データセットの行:
##########

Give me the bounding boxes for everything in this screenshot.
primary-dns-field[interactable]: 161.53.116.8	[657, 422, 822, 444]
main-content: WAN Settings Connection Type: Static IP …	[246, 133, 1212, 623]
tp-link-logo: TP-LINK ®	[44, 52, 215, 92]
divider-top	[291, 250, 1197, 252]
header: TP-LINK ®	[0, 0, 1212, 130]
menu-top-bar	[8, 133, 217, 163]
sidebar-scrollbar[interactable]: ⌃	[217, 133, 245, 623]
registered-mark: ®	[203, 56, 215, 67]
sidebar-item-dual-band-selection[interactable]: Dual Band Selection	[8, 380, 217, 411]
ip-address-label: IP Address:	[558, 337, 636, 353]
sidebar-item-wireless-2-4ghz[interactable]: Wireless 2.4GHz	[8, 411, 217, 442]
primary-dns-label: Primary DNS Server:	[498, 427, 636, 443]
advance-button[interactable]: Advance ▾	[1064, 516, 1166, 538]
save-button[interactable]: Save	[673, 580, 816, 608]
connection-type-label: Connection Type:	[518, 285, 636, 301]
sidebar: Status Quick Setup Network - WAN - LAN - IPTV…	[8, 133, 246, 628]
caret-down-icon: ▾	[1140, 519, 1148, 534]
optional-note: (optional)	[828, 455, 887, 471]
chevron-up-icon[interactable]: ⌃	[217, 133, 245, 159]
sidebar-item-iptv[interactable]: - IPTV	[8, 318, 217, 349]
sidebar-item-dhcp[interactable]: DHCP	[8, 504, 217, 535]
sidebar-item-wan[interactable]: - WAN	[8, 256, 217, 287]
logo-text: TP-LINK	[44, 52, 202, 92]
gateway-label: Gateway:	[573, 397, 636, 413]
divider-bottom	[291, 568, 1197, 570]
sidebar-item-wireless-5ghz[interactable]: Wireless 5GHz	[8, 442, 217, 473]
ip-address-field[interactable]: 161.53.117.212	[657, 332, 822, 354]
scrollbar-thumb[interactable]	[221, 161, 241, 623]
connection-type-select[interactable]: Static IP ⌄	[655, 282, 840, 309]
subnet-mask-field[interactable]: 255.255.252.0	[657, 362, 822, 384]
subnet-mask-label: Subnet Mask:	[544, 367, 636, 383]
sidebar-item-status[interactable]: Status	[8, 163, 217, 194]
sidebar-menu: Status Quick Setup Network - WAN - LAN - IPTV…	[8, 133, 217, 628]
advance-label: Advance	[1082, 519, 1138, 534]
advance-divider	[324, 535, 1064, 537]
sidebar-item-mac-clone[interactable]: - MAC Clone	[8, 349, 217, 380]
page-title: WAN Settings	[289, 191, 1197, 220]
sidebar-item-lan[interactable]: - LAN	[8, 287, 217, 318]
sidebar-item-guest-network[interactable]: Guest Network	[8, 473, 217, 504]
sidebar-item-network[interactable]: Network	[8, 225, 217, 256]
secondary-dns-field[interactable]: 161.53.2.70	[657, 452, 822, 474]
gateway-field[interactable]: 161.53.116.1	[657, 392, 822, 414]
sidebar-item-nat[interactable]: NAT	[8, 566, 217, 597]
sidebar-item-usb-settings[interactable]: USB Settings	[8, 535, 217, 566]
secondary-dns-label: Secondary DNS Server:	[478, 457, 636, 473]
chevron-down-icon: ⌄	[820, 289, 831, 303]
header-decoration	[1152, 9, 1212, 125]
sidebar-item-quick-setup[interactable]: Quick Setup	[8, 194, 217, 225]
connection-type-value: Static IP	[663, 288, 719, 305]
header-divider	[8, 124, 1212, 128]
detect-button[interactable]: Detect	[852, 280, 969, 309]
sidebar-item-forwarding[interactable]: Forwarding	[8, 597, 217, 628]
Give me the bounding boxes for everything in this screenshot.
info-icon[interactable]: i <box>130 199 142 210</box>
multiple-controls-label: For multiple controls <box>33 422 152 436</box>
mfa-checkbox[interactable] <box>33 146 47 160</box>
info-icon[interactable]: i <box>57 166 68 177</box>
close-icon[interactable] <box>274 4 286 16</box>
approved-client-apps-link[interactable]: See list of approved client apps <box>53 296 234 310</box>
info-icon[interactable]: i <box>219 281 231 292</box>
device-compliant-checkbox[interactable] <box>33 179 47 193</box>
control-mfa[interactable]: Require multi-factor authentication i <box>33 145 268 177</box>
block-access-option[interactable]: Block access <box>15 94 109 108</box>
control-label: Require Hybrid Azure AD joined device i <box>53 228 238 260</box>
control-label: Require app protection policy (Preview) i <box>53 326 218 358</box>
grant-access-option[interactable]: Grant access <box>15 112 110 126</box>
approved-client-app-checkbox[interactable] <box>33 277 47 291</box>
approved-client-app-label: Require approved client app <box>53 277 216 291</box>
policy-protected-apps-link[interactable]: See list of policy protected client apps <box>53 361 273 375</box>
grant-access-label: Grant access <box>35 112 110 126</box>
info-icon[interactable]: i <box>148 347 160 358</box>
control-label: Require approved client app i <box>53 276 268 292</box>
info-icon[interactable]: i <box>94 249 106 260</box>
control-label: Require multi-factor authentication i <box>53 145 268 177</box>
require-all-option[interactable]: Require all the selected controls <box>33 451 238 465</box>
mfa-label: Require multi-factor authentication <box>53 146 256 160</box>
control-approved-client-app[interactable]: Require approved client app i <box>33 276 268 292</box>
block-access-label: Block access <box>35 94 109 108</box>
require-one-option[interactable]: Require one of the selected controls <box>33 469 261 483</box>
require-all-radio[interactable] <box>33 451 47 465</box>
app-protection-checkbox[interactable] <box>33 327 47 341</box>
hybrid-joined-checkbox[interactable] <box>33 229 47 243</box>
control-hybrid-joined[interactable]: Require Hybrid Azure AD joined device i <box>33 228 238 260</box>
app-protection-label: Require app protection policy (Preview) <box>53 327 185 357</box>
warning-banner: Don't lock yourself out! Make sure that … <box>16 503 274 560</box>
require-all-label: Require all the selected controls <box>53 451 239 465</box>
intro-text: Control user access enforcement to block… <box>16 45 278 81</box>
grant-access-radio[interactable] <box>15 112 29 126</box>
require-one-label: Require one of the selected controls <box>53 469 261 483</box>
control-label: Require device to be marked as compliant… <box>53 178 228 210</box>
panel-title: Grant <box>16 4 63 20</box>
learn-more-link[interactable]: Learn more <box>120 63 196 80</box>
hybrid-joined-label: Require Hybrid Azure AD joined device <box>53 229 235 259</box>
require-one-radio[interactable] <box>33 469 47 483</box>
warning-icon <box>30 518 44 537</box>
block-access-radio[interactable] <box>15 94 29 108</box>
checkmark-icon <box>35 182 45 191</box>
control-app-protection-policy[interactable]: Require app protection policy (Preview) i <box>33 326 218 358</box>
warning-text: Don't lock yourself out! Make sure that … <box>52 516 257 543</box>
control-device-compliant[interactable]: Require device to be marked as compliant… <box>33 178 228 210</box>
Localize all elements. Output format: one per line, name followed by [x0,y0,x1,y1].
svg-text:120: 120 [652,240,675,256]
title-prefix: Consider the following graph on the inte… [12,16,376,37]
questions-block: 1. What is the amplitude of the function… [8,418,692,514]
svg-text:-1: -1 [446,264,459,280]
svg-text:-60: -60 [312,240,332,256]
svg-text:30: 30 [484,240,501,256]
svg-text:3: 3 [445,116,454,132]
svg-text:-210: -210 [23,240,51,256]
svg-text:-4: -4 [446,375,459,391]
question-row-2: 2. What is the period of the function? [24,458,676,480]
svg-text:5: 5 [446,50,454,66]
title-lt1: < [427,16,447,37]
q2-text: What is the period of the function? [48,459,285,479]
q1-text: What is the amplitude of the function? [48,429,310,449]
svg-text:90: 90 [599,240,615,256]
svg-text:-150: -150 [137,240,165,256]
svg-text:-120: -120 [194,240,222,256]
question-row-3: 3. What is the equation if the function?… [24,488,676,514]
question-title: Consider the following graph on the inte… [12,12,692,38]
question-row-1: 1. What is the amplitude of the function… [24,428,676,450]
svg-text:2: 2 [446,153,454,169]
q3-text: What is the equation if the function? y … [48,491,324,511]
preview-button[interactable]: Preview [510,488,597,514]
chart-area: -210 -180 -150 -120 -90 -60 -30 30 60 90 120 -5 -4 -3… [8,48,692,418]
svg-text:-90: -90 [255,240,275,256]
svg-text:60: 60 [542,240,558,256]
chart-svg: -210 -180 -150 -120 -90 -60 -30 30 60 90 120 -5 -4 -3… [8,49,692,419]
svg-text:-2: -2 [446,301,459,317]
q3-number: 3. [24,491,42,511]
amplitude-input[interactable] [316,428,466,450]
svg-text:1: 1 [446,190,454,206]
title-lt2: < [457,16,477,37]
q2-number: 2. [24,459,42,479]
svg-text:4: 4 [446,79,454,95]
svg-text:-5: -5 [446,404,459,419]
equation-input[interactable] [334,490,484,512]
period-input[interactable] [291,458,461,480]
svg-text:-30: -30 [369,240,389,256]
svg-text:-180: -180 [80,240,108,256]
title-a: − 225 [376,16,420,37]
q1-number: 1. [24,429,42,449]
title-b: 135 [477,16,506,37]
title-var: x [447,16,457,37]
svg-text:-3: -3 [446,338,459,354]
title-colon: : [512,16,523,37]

##########

■ 作業内容
リストの先頭行から「397, 636, 413]」を含む行まで（両端を含む）を、「sidebar-item」を「nav-item」にリネームして書き直してください。それ以外は一切変更しないでください。

■ 解答例
Give me the bounding boxes for everything in this screenshot.
primary-dns-field[interactable]: 161.53.116.8	[657, 422, 822, 444]
main-content: WAN Settings Connection Type: Static IP …	[246, 133, 1212, 623]
tp-link-logo: TP-LINK ®	[44, 52, 215, 92]
divider-top	[291, 250, 1197, 252]
header: TP-LINK ®	[0, 0, 1212, 130]
menu-top-bar	[8, 133, 217, 163]
sidebar-scrollbar[interactable]: ⌃	[217, 133, 245, 623]
registered-mark: ®	[203, 56, 215, 67]
nav-item-dual-band-selection[interactable]: Dual Band Selection	[8, 380, 217, 411]
ip-address-label: IP Address:	[558, 337, 636, 353]
nav-item-wireless-2-4ghz[interactable]: Wireless 2.4GHz	[8, 411, 217, 442]
primary-dns-label: Primary DNS Server:	[498, 427, 636, 443]
advance-button[interactable]: Advance ▾	[1064, 516, 1166, 538]
save-button[interactable]: Save	[673, 580, 816, 608]
connection-type-label: Connection Type:	[518, 285, 636, 301]
sidebar: Status Quick Setup Network - WAN - LAN - IPTV…	[8, 133, 246, 628]
caret-down-icon: ▾	[1140, 519, 1148, 534]
optional-note: (optional)	[828, 455, 887, 471]
chevron-up-icon[interactable]: ⌃	[217, 133, 245, 159]
nav-item-iptv[interactable]: - IPTV	[8, 318, 217, 349]
nav-item-dhcp[interactable]: DHCP	[8, 504, 217, 535]
nav-item-wan[interactable]: - WAN	[8, 256, 217, 287]
logo-text: TP-LINK	[44, 52, 202, 92]
gateway-label: Gateway:	[573, 397, 636, 413]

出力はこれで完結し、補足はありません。